>> Start RECORDED DATA

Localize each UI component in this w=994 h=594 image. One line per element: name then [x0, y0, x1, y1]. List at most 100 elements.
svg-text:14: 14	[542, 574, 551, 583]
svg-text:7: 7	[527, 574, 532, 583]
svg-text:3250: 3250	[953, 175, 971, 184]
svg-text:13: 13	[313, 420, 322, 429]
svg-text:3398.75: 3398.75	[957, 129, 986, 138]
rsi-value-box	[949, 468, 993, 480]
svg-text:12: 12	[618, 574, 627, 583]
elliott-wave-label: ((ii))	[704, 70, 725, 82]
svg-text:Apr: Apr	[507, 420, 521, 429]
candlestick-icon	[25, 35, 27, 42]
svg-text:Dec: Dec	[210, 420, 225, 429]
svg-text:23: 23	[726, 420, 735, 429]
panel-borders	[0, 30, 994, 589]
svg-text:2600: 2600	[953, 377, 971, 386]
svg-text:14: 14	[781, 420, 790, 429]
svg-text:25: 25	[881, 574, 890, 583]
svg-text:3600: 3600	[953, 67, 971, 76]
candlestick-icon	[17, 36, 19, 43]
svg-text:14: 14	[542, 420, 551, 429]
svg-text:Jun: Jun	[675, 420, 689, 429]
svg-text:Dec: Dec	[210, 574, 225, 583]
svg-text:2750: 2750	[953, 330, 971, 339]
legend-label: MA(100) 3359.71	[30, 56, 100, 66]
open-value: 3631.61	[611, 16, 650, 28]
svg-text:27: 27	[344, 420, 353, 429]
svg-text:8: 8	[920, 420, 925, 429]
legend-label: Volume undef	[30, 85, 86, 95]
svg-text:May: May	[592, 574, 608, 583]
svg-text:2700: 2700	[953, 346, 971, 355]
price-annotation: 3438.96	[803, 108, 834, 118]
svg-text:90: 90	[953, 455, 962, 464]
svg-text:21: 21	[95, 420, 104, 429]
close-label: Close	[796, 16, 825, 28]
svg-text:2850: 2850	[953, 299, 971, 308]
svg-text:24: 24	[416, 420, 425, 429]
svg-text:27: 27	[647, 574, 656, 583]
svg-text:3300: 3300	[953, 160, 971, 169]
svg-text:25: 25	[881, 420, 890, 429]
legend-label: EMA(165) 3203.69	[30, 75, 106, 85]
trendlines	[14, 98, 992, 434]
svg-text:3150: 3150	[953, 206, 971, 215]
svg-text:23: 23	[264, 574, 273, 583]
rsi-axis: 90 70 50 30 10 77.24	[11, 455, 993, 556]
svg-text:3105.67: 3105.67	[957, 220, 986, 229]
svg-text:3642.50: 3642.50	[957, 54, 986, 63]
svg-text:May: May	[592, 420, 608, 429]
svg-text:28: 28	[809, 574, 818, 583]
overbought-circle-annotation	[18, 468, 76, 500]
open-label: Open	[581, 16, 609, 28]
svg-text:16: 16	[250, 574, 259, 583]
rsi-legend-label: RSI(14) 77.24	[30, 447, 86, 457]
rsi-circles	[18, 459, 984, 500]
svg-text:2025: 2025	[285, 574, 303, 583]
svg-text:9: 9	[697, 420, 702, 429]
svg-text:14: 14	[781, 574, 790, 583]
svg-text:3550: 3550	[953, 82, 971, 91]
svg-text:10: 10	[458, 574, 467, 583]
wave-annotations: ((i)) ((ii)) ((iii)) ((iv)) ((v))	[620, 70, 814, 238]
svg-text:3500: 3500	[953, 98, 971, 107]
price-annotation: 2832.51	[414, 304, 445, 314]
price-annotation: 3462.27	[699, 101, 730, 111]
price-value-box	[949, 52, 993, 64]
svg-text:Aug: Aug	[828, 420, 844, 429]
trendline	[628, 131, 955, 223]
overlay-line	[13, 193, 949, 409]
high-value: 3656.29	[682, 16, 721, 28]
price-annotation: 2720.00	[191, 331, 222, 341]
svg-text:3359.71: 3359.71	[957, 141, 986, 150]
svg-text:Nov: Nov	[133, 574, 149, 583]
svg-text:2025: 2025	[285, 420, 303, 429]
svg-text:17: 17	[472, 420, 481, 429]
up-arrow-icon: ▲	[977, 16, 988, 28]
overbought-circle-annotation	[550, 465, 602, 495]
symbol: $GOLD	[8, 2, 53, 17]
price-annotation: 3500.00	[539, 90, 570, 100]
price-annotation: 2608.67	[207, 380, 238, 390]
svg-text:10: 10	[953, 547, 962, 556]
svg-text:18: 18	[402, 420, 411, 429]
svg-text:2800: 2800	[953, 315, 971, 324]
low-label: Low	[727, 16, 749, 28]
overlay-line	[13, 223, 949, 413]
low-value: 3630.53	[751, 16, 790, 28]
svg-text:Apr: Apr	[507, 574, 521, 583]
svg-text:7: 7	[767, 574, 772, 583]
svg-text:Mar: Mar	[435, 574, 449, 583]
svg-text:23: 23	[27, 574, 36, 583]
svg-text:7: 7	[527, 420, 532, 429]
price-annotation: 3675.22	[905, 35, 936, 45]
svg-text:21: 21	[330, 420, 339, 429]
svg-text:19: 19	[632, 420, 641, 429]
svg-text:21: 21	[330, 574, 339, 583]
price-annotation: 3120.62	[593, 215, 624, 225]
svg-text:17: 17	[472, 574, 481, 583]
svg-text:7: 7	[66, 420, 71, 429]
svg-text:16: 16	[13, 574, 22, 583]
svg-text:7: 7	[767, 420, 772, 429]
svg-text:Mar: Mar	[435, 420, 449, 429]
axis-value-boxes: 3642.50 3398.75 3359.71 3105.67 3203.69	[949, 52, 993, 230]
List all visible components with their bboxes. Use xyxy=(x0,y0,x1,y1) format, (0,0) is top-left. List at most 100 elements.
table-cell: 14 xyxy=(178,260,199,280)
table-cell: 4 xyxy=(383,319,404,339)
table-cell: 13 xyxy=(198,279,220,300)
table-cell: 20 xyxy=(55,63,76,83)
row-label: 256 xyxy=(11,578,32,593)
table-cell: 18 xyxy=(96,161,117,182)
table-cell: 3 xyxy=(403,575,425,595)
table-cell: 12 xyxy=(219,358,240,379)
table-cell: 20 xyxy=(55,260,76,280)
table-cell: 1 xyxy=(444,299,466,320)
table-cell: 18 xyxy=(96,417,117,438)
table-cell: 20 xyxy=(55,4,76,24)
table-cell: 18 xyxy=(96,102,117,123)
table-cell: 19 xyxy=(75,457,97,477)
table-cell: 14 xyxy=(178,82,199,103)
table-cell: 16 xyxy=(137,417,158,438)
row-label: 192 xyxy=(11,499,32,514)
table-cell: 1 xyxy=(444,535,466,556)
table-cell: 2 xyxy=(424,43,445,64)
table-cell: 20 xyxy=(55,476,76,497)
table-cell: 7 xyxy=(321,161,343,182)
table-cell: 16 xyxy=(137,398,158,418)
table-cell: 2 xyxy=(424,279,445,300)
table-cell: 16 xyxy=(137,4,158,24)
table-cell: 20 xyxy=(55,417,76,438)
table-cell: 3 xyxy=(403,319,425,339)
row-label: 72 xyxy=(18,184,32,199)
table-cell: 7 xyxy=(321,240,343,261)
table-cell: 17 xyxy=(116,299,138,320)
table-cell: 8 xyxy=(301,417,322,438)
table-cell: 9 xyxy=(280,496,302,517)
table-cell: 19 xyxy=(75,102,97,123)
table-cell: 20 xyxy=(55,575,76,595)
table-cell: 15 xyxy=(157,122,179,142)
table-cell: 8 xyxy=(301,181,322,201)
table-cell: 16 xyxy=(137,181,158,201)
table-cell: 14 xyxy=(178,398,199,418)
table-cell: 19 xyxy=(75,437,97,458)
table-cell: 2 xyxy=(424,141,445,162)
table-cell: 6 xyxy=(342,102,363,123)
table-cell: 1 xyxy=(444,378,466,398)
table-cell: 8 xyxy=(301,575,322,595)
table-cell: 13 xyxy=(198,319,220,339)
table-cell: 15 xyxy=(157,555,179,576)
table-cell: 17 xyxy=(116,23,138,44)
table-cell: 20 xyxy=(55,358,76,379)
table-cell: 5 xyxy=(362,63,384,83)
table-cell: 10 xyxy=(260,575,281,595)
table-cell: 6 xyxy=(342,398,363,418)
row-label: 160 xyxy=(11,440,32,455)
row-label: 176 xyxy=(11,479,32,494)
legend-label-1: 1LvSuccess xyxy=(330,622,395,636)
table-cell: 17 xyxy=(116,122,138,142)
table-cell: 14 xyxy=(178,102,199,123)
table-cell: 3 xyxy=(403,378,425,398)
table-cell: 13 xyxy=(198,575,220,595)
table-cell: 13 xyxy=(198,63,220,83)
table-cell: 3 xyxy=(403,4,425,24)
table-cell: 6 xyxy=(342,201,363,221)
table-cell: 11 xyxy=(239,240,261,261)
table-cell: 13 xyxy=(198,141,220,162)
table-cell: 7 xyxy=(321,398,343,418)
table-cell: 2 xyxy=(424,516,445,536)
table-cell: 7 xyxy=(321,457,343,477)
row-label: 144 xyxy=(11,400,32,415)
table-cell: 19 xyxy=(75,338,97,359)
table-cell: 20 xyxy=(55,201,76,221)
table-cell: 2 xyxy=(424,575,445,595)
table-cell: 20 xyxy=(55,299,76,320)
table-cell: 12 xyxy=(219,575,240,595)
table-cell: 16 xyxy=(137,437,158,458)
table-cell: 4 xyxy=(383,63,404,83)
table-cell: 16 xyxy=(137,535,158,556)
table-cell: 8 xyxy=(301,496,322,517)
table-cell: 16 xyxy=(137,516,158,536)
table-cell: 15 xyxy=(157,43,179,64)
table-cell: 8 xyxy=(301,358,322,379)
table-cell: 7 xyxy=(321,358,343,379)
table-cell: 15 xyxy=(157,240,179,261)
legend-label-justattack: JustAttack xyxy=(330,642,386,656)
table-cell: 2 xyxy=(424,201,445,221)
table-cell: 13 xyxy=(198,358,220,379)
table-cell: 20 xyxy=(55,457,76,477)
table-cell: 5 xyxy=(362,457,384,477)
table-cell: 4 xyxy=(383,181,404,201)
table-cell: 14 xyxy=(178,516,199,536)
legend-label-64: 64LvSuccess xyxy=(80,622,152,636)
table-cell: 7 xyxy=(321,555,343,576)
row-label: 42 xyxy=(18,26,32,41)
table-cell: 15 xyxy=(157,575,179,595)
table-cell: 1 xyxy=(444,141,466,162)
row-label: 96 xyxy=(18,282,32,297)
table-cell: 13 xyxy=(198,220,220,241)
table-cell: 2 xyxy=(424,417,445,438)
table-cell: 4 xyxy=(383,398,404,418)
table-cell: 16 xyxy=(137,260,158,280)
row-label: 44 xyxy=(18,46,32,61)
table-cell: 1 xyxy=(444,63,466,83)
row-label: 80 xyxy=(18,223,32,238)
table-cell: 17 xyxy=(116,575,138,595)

>> End RECORDED DATA

- GIVEN TASK -
Find each line in the items above that contains the string "most" and copy those lines out. Letter case must match.

- COMPLETED EXERCISE -
Localize each UI component in this w=994 h=594 image. One line per element: name then [x0, y0, x1, y1]. List at most 100 elements.
List all visible components with their bboxes. Use xyxy=(x0,y0,x1,y1) format, (0,0) is top-left. List at most 100 elements.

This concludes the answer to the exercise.